**Problem details**.
Extract all of the data and reproduce it precisely.

::: Listing

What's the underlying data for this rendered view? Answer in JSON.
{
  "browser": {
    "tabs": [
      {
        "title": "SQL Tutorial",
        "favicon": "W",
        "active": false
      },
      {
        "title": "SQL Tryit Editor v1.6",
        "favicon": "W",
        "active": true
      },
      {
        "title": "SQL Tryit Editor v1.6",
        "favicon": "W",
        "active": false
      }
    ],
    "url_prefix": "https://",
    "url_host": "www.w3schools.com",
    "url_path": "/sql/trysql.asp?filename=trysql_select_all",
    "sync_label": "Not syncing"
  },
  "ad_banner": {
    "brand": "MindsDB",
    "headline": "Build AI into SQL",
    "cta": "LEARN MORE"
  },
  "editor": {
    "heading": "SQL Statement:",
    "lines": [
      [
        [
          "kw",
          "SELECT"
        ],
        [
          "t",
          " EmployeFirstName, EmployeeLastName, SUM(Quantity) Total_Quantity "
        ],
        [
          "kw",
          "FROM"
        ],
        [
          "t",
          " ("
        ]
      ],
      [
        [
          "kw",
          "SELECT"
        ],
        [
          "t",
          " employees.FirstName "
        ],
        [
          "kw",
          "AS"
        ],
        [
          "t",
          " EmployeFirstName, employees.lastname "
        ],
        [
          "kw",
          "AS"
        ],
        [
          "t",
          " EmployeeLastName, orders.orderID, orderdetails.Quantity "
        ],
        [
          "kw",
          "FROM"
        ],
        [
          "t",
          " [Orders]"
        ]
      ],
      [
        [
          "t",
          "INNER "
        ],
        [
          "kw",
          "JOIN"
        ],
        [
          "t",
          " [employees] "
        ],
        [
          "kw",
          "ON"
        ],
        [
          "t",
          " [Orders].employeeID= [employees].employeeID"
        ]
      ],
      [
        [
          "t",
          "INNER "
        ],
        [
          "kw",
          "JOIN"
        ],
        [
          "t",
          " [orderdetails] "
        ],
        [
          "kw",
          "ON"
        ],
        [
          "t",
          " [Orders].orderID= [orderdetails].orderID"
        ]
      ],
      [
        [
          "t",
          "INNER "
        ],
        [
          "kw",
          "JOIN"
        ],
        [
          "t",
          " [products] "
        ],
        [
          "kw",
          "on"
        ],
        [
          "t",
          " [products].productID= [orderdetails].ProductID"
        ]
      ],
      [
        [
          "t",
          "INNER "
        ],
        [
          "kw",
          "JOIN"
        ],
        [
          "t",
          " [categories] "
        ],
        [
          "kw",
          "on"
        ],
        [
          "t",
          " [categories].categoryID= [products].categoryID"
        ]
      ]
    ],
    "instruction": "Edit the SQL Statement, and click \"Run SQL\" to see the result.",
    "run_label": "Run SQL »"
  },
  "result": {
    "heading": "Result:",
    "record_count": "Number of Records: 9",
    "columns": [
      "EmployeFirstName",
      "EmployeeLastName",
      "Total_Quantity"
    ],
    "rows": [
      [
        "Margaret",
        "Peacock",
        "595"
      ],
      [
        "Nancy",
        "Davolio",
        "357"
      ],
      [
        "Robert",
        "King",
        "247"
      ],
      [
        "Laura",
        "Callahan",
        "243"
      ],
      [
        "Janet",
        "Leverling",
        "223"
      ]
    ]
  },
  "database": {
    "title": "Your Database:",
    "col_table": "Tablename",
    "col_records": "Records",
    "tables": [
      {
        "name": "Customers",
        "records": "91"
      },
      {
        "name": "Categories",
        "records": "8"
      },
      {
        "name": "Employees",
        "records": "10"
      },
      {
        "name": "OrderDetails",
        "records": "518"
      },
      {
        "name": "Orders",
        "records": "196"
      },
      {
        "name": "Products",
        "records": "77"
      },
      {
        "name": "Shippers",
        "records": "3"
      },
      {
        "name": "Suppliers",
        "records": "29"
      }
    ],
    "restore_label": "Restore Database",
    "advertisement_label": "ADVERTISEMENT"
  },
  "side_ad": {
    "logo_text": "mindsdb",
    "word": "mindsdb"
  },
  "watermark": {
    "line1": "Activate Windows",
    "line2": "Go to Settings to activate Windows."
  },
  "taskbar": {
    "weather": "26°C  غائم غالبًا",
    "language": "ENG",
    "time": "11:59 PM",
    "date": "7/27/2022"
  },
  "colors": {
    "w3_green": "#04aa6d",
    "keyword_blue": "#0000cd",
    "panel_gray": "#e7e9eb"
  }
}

::::::

**Problem solution**.
What's the underlying data for this rendered view? Answer in JSON.
{
  "browser": {
    "tabs": [
      {
        "title": "SQL Tutorial",
        "favicon": "W",
        "active": false
      },
      {
        "title": "SQL Tryit Editor v1.6",
        "favicon": "W",
        "active": true
      },
      {
        "title": "SQL Tryit Editor v1.6",
        "favicon": "W",
        "active": false
      }
    ],
    "url_prefix": "https://",
    "url_host": "www.w3schools.com",
    "url_path": "/sql/trysql.asp?filename=trysql_select_all",
    "sync_label": "Not syncing"
  },
  "ad_banner": {
    "brand": "MindsDB",
    "headline": "Build AI into SQL",
    "cta": "LEARN MORE"
  },
  "editor": {
    "heading": "SQL Statement:",
    "lines": [
      [
        [
          "kw",
          "SELECT"
        ],
        [
          "t",
          " EmployeFirstName, EmployeeLastName, SUM(Quantity) Total_Quantity "
        ],
        [
          "kw",
          "FROM"
        ],
        [
          "t",
          " ("
        ]
      ],
      [
        [
          "kw",
          "SELECT"
        ],
        [
          "t",
          " employees.FirstName "
        ],
        [
          "kw",
          "AS"
        ],
        [
          "t",
          " EmployeFirstName, employees.lastname "
        ],
        [
          "kw",
          "AS"
        ],
        [
          "t",
          " EmployeeLastName, orders.orderID, orderdetails.Quantity "
        ],
        [
          "kw",
          "FROM"
        ],
        [
          "t",
          " [Orders]"
        ]
      ],
      [
        [
          "t",
          "INNER "
        ],
        [
          "kw",
          "JOIN"
        ],
        [
          "t",
          " [employees] "
        ],
        [
          "kw",
          "ON"
        ],
        [
          "t",
          " [Orders].employeeID= [employees].employeeID"
        ]
      ],
      [
        [
          "t",
          "INNER "
        ],
        [
          "kw",
          "JOIN"
        ],
        [
          "t",
          " [orderdetails] "
        ],
        [
          "kw",
          "ON"
        ],
        [
          "t",
          " [Orders].orderID= [orderdetails].orderID"
        ]
      ],
      [
        [
          "t",
          "INNER "
        ],
        [
          "kw",
          "JOIN"
        ],
        [
          "t",
          " [products] "
        ],
        [
          "kw",
          "on"
        ],
        [
          "t",
          " [products].productID= [orderdetails].ProductID"
        ]
      ],
      [
        [
          "t",
          "INNER "
        ],
        [
          "kw",
          "JOIN"
        ],
        [
          "t",
          " [categories] "
        ],
        [
          "kw",
          "on"
        ],
        [
          "t",
          " [categories].categoryID= [products].categoryID"
        ]
      ]
    ],
    "instruction": "Edit the SQL Statement, and click \"Run SQL\" to see the result.",
    "run_label": "Run SQL »"
  },
  "result": {
    "heading": "Result:",
    "record_count": "Number of Records: 9",
    "columns": [
      "EmployeFirstName",
      "EmployeeLastName",
      "Total_Quantity"
    ],
    "rows": [
      [
        "Margaret",
        "Peacock",
        "595"
      ],
      [
        "Nancy",
        "Davolio",
        "357"
      ],
      [
        "Robert",
        "King",
        "247"
      ],
      [
        "Laura",
        "Callahan",
        "243"
      ],
      [
        "Janet",
        "Leverling",
        "223"
      ]
    ]
  },
  "database": {
    "title": "Your Database:",
    "col_table": "Tablename",
    "col_records": "Records",
    "tables": [
      {
        "name": "Customers",
        "records": "91"
      },
      {
        "name": "Categories",
        "records": "8"
      },
      {
        "name": "Employees",
        "records": "10"
      },
      {
        "name": "OrderDetails",
        "records": "518"
      },
      {
        "name": "Orders",
        "records": "196"
      },
      {
        "name": "Products",
        "records": "77"
      },
      {
        "name": "Shippers",
        "records": "3"
      },
      {
        "name": "Suppliers",
        "records": "29"
      }
    ],
    "restore_label": "Restore Database",
    "advertisement_label": "ADVERTISEMENT"
  },
  "side_ad": {
    "logo_text": "mindsdb",
    "word": "mindsdb"
  },
  "watermark": {
    "line1": "Activate Windows",
    "line2": "Go to Settings to activate Windows."
  },
  "taskbar": {
    "weather": "26°C  غائم غالبًا",
    "language": "ENG",
    "time": "11:59 PM",
    "date": "7/27/2022"
  },
  "colors": {
    "w3_green": "#04aa6d",
    "keyword_blue": "#0000cd",
    "panel_gray": "#e7e9eb"
  }
}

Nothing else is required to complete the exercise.